• _Instruction_: Track down the lines that contain "subtitle" and copy them.

[Recorded data]
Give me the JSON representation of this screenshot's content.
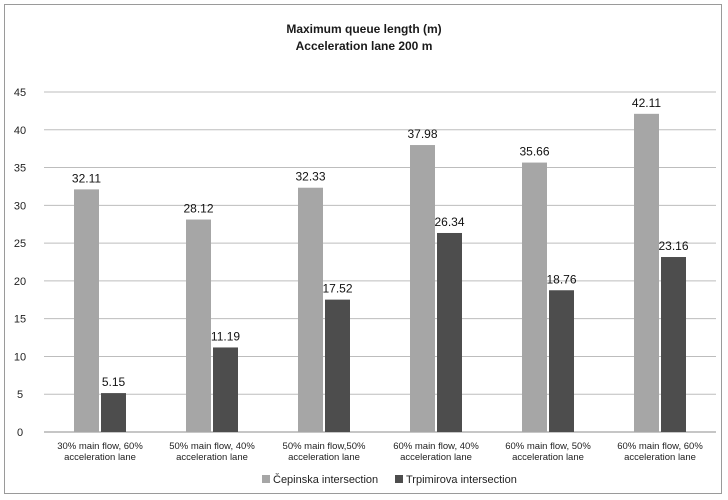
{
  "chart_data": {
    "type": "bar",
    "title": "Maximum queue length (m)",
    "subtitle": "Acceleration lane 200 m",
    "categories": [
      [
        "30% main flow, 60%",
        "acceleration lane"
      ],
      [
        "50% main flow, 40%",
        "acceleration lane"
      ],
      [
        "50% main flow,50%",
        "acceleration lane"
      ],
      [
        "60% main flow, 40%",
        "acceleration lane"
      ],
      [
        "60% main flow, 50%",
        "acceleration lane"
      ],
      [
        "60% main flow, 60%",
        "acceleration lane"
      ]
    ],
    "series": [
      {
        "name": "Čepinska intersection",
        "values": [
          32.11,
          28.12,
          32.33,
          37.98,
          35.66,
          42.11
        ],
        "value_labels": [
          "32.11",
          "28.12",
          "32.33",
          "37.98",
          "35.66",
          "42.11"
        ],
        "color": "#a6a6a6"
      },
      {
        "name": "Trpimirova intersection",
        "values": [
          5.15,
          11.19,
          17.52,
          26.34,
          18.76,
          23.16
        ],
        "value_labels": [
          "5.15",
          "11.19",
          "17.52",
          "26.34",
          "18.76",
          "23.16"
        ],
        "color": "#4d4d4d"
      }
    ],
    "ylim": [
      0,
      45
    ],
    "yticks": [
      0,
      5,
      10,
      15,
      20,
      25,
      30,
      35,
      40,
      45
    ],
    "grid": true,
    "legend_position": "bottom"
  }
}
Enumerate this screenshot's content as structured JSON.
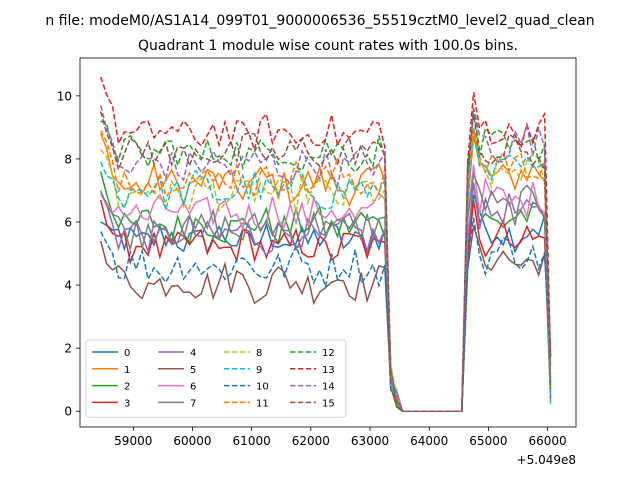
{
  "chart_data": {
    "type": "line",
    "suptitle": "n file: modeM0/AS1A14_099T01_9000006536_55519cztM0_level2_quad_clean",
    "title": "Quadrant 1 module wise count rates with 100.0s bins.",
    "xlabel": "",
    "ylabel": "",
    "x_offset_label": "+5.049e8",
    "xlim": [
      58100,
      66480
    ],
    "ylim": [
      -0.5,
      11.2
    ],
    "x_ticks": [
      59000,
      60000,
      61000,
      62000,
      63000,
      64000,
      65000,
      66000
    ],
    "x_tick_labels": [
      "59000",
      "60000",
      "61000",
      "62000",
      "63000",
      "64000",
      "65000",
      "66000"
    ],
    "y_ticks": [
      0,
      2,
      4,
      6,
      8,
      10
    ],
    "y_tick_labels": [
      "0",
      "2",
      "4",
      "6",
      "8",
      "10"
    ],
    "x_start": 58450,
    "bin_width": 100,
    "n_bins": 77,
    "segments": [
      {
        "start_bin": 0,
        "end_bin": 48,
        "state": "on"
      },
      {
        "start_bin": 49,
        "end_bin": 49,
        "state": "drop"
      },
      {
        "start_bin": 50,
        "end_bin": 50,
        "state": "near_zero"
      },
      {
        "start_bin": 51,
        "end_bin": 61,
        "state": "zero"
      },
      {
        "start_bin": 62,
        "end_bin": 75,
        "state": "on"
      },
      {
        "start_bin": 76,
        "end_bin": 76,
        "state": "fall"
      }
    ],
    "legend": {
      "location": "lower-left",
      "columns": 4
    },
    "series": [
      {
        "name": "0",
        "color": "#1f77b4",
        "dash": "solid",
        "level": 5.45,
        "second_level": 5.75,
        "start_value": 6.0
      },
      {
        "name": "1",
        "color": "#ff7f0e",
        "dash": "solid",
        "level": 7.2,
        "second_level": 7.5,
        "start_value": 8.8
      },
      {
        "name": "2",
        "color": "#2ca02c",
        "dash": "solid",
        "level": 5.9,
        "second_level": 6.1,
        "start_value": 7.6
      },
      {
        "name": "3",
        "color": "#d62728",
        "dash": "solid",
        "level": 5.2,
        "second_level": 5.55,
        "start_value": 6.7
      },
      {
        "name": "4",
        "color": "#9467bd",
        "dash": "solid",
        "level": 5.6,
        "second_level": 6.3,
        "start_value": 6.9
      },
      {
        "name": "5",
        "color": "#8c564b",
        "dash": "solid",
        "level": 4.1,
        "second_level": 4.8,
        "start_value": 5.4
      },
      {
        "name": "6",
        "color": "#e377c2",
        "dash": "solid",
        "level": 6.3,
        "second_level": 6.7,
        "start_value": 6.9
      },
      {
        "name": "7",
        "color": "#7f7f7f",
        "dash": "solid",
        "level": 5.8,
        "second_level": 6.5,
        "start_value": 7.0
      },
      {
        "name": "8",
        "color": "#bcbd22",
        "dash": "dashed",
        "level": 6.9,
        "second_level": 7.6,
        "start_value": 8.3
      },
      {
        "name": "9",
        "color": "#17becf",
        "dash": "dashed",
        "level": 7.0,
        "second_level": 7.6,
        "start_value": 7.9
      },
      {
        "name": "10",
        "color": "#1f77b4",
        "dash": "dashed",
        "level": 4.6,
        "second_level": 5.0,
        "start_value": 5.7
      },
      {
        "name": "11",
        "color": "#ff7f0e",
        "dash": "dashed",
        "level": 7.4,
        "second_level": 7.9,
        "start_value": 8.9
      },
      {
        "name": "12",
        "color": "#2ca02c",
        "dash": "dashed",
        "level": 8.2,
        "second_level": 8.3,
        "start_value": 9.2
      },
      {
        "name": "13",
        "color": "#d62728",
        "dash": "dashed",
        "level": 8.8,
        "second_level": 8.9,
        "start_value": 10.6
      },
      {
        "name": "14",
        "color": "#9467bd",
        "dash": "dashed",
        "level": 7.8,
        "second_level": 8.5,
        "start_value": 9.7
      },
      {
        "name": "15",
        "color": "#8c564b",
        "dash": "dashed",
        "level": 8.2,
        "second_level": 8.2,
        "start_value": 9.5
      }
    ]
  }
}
* * *
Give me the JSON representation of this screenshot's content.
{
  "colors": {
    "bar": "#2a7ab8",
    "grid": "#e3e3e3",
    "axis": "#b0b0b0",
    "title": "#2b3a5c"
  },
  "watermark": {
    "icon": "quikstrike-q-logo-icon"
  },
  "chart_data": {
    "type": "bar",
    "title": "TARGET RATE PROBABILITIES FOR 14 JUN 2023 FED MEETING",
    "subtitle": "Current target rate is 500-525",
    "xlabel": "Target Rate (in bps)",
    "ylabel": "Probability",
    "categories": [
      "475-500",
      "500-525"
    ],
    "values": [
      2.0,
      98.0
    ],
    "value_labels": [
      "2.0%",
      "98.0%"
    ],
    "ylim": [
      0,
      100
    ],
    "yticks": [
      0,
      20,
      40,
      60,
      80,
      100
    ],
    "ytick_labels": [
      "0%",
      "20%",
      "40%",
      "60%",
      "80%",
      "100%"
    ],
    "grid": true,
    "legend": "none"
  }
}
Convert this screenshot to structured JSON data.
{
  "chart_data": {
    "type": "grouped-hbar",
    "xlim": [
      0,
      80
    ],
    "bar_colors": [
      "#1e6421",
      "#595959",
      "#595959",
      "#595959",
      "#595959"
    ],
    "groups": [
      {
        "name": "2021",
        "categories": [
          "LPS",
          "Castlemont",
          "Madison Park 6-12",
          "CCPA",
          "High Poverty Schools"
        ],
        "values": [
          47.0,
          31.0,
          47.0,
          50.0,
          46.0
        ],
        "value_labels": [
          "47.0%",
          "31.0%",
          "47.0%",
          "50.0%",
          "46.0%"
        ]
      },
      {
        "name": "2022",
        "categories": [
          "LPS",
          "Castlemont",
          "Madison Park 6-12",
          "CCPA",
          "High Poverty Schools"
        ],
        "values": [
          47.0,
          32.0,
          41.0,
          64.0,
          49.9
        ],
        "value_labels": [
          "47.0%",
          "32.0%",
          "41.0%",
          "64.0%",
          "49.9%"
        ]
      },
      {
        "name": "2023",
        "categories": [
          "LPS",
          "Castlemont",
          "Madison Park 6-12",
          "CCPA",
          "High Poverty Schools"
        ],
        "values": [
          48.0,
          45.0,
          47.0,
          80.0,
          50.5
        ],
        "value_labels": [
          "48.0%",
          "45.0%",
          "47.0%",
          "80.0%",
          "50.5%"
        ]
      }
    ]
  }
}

• _Written answer_:
    "subtitle": "Acceleration lane 200 m",
    "subtitle": "Current target rate is 500-525",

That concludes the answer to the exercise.